Reproduce all entries verbatim, with nothing added or dropped.

##############################

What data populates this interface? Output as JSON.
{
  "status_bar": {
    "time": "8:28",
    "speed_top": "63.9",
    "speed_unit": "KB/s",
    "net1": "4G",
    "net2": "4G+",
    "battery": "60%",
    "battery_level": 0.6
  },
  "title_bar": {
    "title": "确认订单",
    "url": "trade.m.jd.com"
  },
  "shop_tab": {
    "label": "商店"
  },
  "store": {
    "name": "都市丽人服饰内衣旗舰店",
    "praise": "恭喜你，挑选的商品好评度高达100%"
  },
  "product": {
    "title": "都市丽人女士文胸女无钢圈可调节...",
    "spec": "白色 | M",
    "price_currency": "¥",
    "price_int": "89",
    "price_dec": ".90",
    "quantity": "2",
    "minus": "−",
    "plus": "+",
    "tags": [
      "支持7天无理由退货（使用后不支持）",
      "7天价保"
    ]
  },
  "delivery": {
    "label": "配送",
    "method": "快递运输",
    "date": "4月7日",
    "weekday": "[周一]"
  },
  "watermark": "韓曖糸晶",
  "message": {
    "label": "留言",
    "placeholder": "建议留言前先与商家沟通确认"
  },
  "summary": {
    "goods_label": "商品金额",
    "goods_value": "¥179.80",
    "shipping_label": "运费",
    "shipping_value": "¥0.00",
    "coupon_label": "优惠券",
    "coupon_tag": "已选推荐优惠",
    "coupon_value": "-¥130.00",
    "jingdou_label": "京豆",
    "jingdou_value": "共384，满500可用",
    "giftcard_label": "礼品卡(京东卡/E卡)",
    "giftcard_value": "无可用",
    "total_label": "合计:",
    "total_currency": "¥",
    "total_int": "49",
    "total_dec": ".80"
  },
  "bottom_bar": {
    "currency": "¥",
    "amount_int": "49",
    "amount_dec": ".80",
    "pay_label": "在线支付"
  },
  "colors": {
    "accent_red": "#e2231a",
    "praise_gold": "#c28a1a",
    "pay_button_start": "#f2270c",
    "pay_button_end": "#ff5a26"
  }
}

##############################

▶ **Solution for this problem**
What data populates this interface? Output as JSON.
{
  "status_bar": {
    "time": "8:28",
    "speed_top": "63.9",
    "speed_unit": "KB/s",
    "net1": "4G",
    "net2": "4G+",
    "battery": "60%",
    "battery_level": 0.6
  },
  "title_bar": {
    "title": "确认订单",
    "url": "trade.m.jd.com"
  },
  "shop_tab": {
    "label": "商店"
  },
  "store": {
    "name": "都市丽人服饰内衣旗舰店",
    "praise": "恭喜你，挑选的商品好评度高达100%"
  },
  "product": {
    "title": "都市丽人女士文胸女无钢圈可调节...",
    "spec": "白色 | M",
    "price_currency": "¥",
    "price_int": "89",
    "price_dec": ".90",
    "quantity": "2",
    "minus": "−",
    "plus": "+",
    "tags": [
      "支持7天无理由退货（使用后不支持）",
      "7天价保"
    ]
  },
  "delivery": {
    "label": "配送",
    "method": "快递运输",
    "date": "4月7日",
    "weekday": "[周一]"
  },
  "watermark": "韓曖糸晶",
  "message": {
    "label": "留言",
    "placeholder": "建议留言前先与商家沟通确认"
  },
  "summary": {
    "goods_label": "商品金额",
    "goods_value": "¥179.80",
    "shipping_label": "运费",
    "shipping_value": "¥0.00",
    "coupon_label": "优惠券",
    "coupon_tag": "已选推荐优惠",
    "coupon_value": "-¥130.00",
    "jingdou_label": "京豆",
    "jingdou_value": "共384，满500可用",
    "giftcard_label": "礼品卡(京东卡/E卡)",
    "giftcard_value": "无可用",
    "total_label": "合计:",
    "total_currency": "¥",
    "total_int": "49",
    "total_dec": ".80"
  },
  "bottom_bar": {
    "currency": "¥",
    "amount_int": "49",
    "amount_dec": ".80",
    "pay_label": "在线支付"
  },
  "colors": {
    "accent_red": "#e2231a",
    "praise_gold": "#c28a1a",
    "pay_button_start": "#f2270c",
    "pay_button_end": "#ff5a26"
  }
}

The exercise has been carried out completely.